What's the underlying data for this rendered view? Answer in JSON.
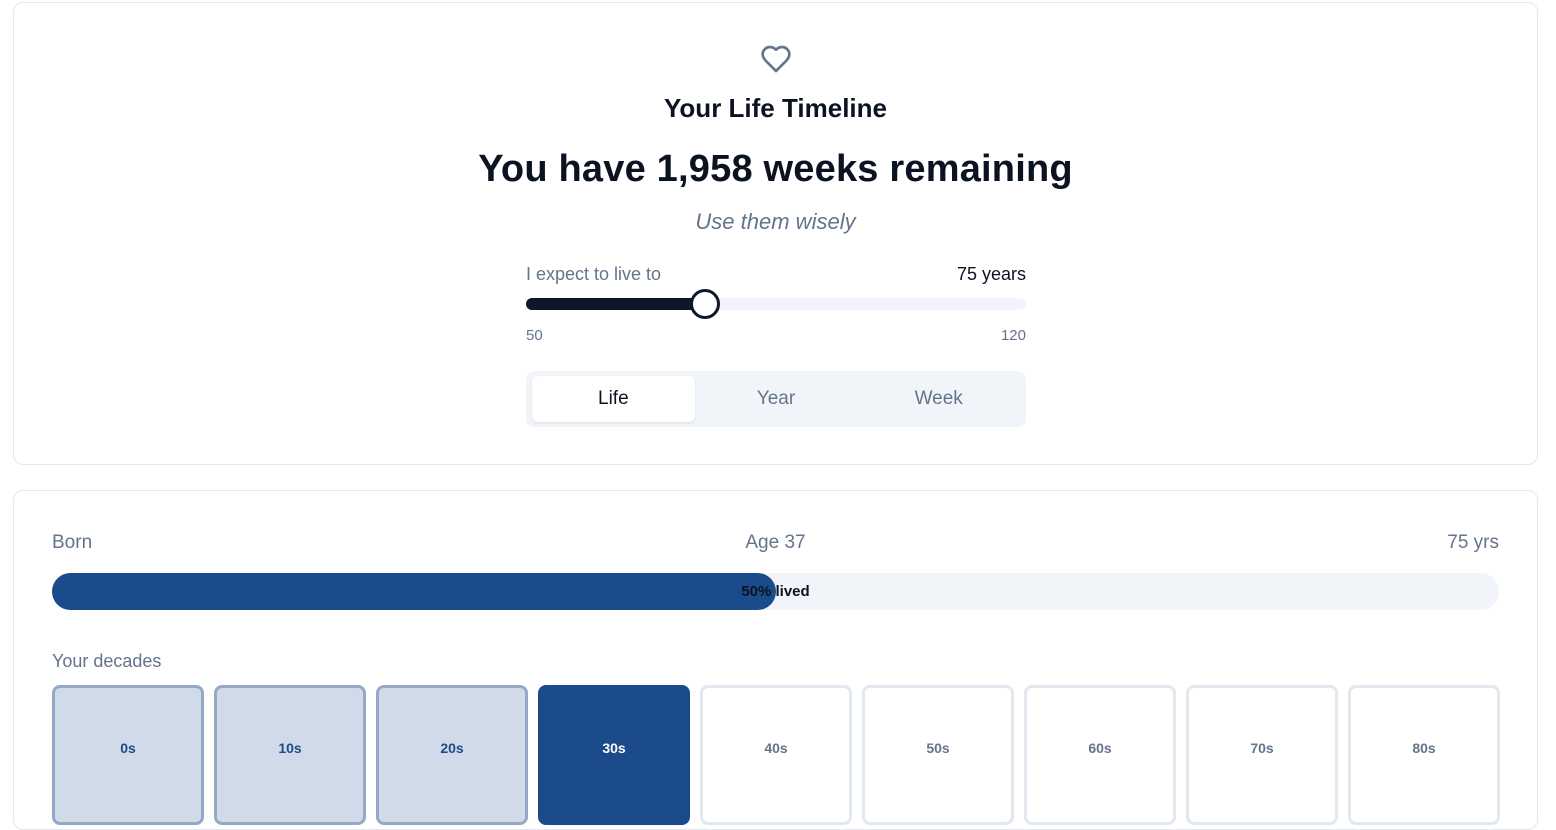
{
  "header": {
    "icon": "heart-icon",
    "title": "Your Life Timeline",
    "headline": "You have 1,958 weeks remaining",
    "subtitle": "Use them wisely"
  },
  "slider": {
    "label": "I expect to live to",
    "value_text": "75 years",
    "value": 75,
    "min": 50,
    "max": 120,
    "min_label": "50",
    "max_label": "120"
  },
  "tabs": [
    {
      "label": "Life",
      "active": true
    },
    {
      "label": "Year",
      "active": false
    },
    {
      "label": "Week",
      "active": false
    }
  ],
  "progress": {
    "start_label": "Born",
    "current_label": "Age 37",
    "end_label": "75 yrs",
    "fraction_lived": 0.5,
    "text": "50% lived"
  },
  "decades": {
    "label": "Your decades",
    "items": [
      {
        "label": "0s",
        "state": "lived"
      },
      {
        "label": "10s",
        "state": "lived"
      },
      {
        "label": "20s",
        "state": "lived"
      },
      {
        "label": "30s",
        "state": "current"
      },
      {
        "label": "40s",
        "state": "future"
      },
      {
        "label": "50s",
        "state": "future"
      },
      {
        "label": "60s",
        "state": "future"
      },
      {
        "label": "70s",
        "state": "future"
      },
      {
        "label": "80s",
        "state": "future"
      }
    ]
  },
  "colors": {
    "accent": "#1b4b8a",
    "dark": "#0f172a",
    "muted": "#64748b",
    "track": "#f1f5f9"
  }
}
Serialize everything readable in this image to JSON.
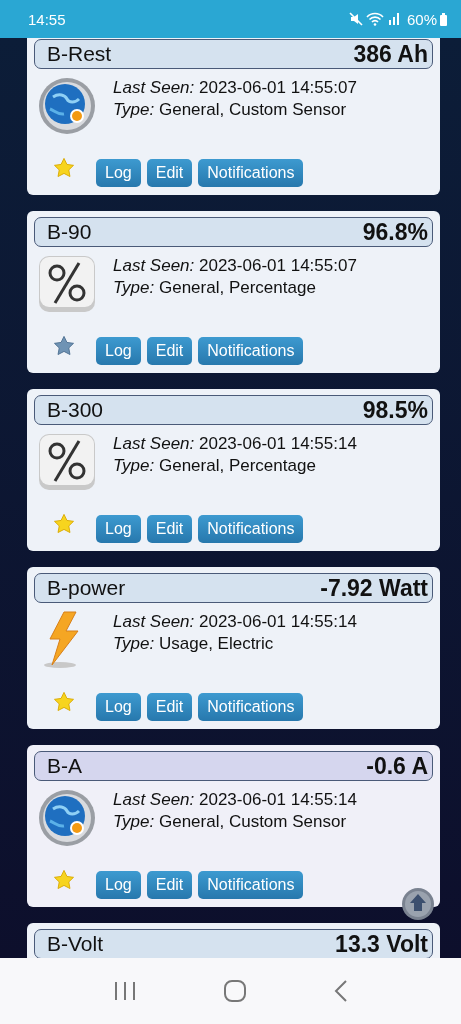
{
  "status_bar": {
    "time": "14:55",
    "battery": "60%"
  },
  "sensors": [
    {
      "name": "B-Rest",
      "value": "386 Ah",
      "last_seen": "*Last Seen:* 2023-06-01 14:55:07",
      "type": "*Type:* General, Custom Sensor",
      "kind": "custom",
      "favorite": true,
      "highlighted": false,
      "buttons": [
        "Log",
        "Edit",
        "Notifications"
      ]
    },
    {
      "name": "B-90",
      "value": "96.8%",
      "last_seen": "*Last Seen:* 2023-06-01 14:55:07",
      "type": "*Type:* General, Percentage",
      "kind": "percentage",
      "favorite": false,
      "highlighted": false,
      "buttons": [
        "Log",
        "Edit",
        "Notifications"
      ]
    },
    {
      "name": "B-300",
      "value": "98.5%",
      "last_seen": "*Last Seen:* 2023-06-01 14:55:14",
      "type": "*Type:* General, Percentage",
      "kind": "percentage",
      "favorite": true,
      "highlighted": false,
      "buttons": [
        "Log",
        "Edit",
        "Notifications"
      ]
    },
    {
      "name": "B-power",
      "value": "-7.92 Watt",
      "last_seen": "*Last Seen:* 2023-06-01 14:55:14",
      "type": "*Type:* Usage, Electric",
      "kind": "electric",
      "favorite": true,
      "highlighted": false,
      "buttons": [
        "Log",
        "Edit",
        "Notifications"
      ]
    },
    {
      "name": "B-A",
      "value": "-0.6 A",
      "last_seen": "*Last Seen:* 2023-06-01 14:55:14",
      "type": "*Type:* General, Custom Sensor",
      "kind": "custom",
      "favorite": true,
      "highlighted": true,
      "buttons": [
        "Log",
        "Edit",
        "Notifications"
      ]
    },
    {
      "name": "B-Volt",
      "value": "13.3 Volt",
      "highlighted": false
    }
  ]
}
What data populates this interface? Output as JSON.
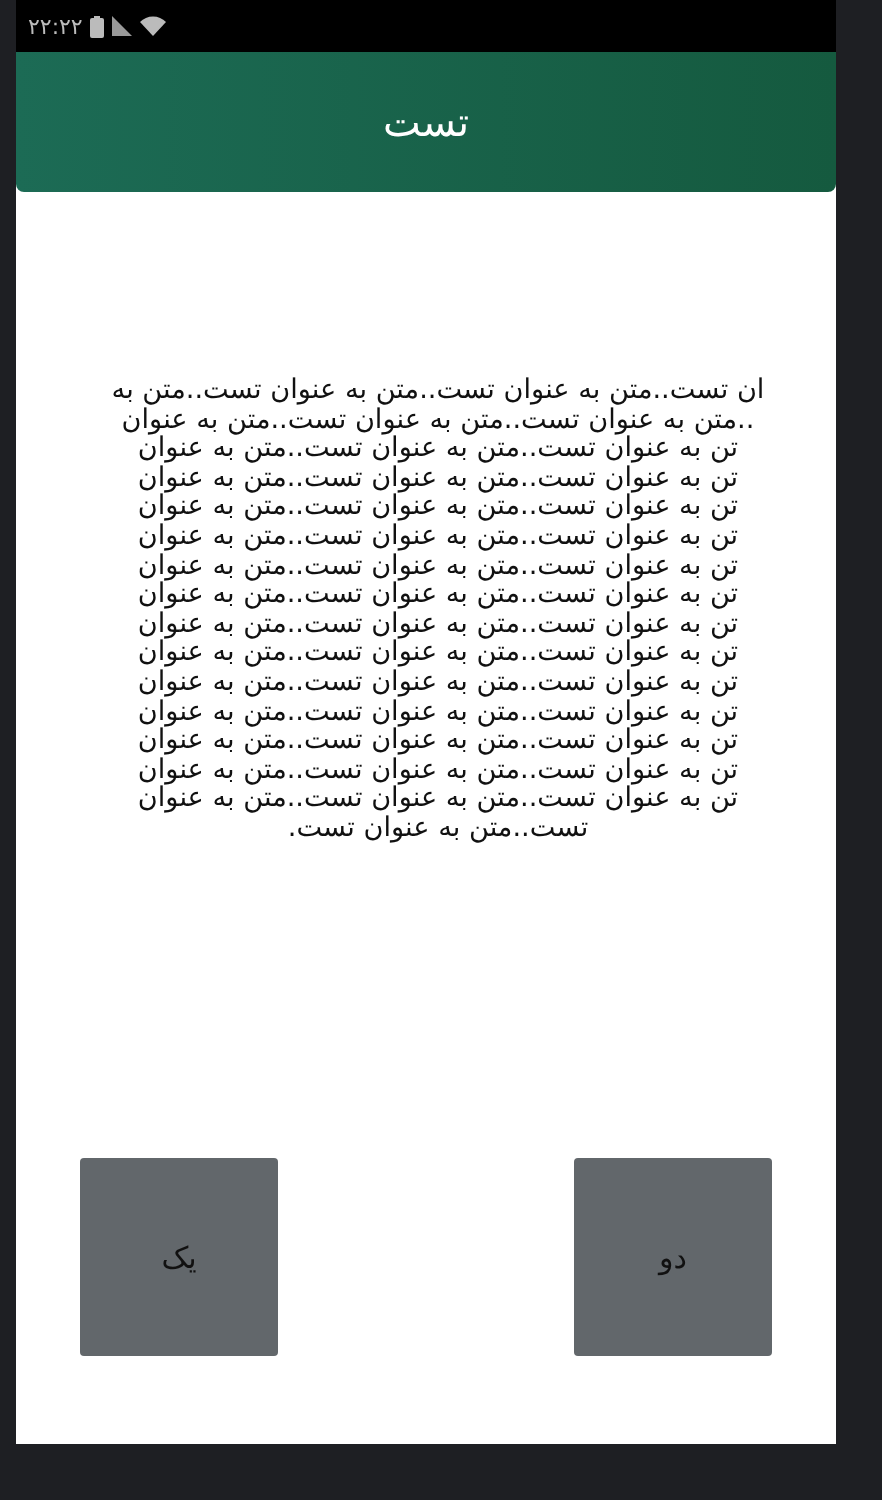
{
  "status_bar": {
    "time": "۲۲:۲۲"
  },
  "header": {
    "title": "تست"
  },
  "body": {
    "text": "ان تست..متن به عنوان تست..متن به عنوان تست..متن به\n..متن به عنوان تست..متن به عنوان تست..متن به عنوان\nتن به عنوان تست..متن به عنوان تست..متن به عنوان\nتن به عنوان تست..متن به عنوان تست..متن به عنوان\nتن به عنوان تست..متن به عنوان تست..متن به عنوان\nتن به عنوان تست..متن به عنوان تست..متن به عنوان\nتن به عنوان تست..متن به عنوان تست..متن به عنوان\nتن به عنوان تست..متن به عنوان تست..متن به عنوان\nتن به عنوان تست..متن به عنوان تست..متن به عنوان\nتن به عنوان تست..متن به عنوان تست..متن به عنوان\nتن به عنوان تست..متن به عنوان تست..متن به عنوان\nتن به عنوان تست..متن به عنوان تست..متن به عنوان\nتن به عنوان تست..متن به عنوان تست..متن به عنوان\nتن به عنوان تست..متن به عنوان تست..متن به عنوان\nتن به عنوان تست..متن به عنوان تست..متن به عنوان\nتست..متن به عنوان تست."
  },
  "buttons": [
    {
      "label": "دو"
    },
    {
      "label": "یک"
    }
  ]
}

• _What is asked_
Restate each of the entries above word for word and skip every image.

• _Result of the exercise_
What's the underlying data for this rendered view? Answer in JSON.
{
  "header": {
    "icon": "heart-icon",
    "title": "Your Life Timeline",
    "headline": "You have 1,958 weeks remaining",
    "subtitle": "Use them wisely"
  },
  "slider": {
    "label": "I expect to live to",
    "value_text": "75 years",
    "value": 75,
    "min": 50,
    "max": 120,
    "min_label": "50",
    "max_label": "120"
  },
  "tabs": [
    {
      "label": "Life",
      "active": true
    },
    {
      "label": "Year",
      "active": false
    },
    {
      "label": "Week",
      "active": false
    }
  ],
  "progress": {
    "start_label": "Born",
    "current_label": "Age 37",
    "end_label": "75 yrs",
    "fraction_lived": 0.5,
    "text": "50% lived"
  },
  "decades": {
    "label": "Your decades",
    "items": [
      {
        "label": "0s",
        "state": "lived"
      },
      {
        "label": "10s",
        "state": "lived"
      },
      {
        "label": "20s",
        "state": "lived"
      },
      {
        "label": "30s",
        "state": "current"
      },
      {
        "label": "40s",
        "state": "future"
      },
      {
        "label": "50s",
        "state": "future"
      },
      {
        "label": "60s",
        "state": "future"
      },
      {
        "label": "70s",
        "state": "future"
      },
      {
        "label": "80s",
        "state": "future"
      }
    ]
  },
  "colors": {
    "accent": "#1b4b8a",
    "dark": "#0f172a",
    "muted": "#64748b",
    "track": "#f1f5f9"
  }
}
Serialize everything readable in this image to JSON.
{
  "status_bar": {
    "time": "14:55",
    "battery": "60%"
  },
  "sensors": [
    {
      "name": "B-Rest",
      "value": "386 Ah",
      "last_seen": "*Last Seen:* 2023-06-01 14:55:07",
      "type": "*Type:* General, Custom Sensor",
      "kind": "custom",
      "favorite": true,
      "highlighted": false,
      "buttons": [
        "Log",
        "Edit",
        "Notifications"
      ]
    },
    {
      "name": "B-90",
      "value": "96.8%",
      "last_seen": "*Last Seen:* 2023-06-01 14:55:07",
      "type": "*Type:* General, Percentage",
      "kind": "percentage",
      "favorite": false,
      "highlighted": false,
      "buttons": [
        "Log",
        "Edit",
        "Notifications"
      ]
    },
    {
      "name": "B-300",
      "value": "98.5%",
      "last_seen": "*Last Seen:* 2023-06-01 14:55:14",
      "type": "*Type:* General, Percentage",
      "kind": "percentage",
      "favorite": true,
      "highlighted": false,
      "buttons": [
        "Log",
        "Edit",
        "Notifications"
      ]
    },
    {
      "name": "B-power",
      "value": "-7.92 Watt",
      "last_seen": "*Last Seen:* 2023-06-01 14:55:14",
      "type": "*Type:* Usage, Electric",
      "kind": "electric",
      "favorite": true,
      "highlighted": false,
      "buttons": [
        "Log",
        "Edit",
        "Notifications"
      ]
    },
    {
      "name": "B-A",
      "value": "-0.6 A",
      "last_seen": "*Last Seen:* 2023-06-01 14:55:14",
      "type": "*Type:* General, Custom Sensor",
      "kind": "custom",
      "favorite": true,
      "highlighted": true,
      "buttons": [
        "Log",
        "Edit",
        "Notifications"
      ]
    },
    {
      "name": "B-Volt",
      "value": "13.3 Volt",
      "highlighted": false
    }
  ]
}
What data populates this interface? Output as JSON.
{
  "status_bar": {
    "time": "۲۲:۲۲"
  },
  "header": {
    "title": "تست"
  },
  "body": {
    "text": "ان تست..متن به عنوان تست..متن به عنوان تست..متن به\n..متن به عنوان تست..متن به عنوان تست..متن به عنوان\nتن به عنوان تست..متن به عنوان تست..متن به عنوان\nتن به عنوان تست..متن به عنوان تست..متن به عنوان\nتن به عنوان تست..متن به عنوان تست..متن به عنوان\nتن به عنوان تست..متن به عنوان تست..متن به عنوان\nتن به عنوان تست..متن به عنوان تست..متن به عنوان\nتن به عنوان تست..متن به عنوان تست..متن به عنوان\nتن به عنوان تست..متن به عنوان تست..متن به عنوان\nتن به عنوان تست..متن به عنوان تست..متن به عنوان\nتن به عنوان تست..متن به عنوان تست..متن به عنوان\nتن به عنوان تست..متن به عنوان تست..متن به عنوان\nتن به عنوان تست..متن به عنوان تست..متن به عنوان\nتن به عنوان تست..متن به عنوان تست..متن به عنوان\nتن به عنوان تست..متن به عنوان تست..متن به عنوان\nتست..متن به عنوان تست."
  },
  "buttons": [
    {
      "label": "دو"
    },
    {
      "label": "یک"
    }
  ]
}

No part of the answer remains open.